Task requirements. Copy the lines verbatim, beginning with the first line of the records and ending with the line that contains "series-crit-point bbox=[800, 297, 818, 317]", with that line included.

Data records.
******************************

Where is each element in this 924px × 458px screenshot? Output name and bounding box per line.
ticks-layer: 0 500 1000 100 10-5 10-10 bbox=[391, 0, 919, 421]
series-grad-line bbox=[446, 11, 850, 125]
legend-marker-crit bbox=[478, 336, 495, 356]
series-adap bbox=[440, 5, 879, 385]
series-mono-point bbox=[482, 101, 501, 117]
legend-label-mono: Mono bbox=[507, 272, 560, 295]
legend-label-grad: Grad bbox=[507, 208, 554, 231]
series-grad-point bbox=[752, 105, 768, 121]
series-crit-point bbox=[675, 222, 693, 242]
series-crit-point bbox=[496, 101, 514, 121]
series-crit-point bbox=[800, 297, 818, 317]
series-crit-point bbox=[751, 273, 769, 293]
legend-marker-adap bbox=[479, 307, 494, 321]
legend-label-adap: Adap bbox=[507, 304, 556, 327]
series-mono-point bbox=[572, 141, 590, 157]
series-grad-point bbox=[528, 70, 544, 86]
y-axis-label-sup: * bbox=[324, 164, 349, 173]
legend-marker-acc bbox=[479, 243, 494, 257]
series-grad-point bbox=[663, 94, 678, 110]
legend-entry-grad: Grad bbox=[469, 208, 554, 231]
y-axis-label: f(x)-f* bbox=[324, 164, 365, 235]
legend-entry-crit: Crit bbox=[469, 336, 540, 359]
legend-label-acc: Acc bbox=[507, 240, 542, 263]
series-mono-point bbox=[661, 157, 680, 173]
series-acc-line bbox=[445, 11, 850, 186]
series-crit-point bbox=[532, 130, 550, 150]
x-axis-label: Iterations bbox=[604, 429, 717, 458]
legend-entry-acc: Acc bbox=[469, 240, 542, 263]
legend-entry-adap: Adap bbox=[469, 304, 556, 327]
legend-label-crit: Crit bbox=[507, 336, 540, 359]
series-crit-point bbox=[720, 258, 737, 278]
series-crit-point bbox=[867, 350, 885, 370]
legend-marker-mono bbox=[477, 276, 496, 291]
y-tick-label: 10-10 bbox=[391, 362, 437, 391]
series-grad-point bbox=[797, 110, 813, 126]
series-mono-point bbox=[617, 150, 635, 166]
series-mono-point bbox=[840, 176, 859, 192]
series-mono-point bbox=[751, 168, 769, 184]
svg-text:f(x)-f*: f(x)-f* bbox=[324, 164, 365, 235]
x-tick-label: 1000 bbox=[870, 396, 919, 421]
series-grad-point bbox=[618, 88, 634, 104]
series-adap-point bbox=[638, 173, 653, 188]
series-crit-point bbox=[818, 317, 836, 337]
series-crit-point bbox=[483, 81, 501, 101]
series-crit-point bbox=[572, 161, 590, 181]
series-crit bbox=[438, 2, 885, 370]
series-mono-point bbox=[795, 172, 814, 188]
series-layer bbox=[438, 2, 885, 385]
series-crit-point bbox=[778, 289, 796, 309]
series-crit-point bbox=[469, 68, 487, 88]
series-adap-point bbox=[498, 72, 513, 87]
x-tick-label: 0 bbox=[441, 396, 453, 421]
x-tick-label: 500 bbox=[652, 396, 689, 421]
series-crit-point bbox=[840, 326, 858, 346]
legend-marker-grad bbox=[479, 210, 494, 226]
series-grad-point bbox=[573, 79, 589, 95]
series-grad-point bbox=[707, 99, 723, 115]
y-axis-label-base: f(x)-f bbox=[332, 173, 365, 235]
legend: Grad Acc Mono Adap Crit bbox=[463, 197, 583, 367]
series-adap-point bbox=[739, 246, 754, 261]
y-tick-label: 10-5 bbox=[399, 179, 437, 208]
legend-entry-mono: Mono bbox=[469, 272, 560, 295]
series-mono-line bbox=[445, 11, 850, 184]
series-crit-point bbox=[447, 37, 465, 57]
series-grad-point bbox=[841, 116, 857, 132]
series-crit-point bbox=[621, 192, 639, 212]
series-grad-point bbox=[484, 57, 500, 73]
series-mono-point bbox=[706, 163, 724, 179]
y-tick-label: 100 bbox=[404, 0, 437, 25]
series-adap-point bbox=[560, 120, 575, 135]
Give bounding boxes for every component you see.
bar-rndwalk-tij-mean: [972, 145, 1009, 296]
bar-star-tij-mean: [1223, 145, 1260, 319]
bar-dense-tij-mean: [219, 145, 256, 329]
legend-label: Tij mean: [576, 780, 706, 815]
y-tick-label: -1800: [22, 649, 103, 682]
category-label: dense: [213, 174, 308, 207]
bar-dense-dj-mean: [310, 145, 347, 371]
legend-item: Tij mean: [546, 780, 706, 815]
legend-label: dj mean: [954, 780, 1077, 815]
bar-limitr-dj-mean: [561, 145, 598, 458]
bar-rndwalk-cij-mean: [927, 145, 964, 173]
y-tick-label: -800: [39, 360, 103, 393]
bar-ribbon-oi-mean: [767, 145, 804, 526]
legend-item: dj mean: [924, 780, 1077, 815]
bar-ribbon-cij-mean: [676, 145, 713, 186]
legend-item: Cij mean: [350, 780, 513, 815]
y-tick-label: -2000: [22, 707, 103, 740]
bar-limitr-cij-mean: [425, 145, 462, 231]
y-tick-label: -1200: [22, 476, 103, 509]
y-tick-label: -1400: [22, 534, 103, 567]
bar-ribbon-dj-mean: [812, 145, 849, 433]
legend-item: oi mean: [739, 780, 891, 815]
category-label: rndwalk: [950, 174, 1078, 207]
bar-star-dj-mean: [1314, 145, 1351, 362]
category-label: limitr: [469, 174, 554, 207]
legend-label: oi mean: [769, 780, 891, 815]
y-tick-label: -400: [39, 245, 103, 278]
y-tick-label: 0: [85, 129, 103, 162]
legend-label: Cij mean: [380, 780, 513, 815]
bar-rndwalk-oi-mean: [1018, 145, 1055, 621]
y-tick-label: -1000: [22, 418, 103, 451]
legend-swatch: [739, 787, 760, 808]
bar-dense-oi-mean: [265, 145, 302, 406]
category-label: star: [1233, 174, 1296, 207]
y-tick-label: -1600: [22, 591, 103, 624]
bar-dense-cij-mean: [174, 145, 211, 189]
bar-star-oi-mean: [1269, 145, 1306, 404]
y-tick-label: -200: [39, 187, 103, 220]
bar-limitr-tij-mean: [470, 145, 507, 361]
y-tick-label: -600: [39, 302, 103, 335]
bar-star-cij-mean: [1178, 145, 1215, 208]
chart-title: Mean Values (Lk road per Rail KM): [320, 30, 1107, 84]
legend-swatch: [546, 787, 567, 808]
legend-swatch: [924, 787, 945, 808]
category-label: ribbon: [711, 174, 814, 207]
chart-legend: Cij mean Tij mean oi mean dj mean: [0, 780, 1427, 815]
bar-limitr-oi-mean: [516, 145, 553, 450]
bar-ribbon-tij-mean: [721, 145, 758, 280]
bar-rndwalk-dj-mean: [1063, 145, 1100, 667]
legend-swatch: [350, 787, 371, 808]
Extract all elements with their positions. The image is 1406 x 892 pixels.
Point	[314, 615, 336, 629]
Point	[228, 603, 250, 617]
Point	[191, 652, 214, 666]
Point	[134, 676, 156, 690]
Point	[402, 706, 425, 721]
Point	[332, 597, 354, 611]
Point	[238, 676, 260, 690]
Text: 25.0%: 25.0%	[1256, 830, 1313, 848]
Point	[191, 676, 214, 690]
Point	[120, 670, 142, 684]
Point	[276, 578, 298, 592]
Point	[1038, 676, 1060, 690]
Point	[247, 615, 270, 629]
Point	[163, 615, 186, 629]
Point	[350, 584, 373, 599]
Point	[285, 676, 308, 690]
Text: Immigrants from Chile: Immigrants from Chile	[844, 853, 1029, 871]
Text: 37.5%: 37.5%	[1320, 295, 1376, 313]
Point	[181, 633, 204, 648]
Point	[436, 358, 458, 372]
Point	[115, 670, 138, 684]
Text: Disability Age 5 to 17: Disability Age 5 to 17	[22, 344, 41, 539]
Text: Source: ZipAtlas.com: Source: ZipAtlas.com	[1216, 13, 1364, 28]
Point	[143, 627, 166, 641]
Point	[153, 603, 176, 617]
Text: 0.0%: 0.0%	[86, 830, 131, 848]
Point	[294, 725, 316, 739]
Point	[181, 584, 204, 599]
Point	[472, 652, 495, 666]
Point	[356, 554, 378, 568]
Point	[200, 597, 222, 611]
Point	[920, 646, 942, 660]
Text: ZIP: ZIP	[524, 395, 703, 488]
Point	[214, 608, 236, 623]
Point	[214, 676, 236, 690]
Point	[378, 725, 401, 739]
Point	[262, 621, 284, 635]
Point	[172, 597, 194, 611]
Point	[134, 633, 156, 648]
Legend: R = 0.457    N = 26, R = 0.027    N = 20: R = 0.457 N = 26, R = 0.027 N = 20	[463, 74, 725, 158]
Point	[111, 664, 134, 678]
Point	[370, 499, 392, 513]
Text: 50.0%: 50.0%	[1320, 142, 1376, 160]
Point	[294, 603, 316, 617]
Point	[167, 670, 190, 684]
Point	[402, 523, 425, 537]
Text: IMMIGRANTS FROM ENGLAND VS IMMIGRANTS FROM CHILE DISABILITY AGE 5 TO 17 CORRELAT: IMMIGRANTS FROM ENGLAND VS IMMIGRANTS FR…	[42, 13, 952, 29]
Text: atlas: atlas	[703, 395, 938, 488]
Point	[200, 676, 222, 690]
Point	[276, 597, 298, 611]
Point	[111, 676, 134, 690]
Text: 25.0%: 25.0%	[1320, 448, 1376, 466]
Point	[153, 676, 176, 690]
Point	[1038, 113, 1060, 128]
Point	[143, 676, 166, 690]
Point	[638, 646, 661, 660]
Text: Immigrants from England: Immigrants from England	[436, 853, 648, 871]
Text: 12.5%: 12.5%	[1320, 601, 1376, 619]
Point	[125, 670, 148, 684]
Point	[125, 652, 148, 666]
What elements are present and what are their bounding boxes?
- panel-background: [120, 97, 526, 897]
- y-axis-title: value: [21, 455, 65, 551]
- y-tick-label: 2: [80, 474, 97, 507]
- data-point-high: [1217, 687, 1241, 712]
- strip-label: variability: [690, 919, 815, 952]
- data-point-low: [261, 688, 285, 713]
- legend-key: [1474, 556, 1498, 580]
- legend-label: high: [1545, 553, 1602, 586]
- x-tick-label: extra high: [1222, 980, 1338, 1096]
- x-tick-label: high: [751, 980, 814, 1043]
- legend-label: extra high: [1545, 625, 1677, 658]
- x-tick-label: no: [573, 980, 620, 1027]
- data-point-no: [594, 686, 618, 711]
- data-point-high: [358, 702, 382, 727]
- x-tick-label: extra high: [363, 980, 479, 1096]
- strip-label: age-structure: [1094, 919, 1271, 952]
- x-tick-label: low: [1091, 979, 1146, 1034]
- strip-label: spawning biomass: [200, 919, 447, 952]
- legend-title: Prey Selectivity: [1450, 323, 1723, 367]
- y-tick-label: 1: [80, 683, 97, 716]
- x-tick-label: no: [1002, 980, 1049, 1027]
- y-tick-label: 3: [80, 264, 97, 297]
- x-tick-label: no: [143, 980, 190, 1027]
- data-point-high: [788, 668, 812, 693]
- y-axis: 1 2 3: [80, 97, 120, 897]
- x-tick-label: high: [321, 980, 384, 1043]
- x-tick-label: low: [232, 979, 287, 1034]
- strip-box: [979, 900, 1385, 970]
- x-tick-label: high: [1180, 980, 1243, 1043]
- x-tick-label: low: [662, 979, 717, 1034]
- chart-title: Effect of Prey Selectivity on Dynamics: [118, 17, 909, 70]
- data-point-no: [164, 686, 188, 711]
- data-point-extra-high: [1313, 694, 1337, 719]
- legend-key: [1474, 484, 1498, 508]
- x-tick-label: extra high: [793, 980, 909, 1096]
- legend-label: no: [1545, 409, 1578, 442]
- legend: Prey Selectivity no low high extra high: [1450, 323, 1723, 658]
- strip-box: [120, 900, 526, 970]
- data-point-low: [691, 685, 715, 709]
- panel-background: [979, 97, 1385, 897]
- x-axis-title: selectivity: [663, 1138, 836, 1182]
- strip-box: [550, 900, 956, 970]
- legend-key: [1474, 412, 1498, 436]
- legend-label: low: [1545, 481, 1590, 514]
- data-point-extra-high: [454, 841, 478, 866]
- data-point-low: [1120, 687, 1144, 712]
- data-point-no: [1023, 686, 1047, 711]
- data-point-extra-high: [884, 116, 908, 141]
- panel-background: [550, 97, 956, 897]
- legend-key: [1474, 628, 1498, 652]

******************************

Task output.
Where is each element in this 924px × 458px screenshot? Output name and bounding box per line.
ticks-layer: 0 500 1000 100 10-5 10-10 bbox=[391, 0, 919, 421]
series-grad-line bbox=[446, 11, 850, 125]
legend-marker-crit bbox=[478, 336, 495, 356]
series-adap bbox=[440, 5, 879, 385]
series-mono-point bbox=[482, 101, 501, 117]
legend-label-mono: Mono bbox=[507, 272, 560, 295]
legend-label-grad: Grad bbox=[507, 208, 554, 231]
series-grad-point bbox=[752, 105, 768, 121]
series-crit-point bbox=[675, 222, 693, 242]
series-crit-point bbox=[496, 101, 514, 121]
series-crit-point bbox=[800, 297, 818, 317]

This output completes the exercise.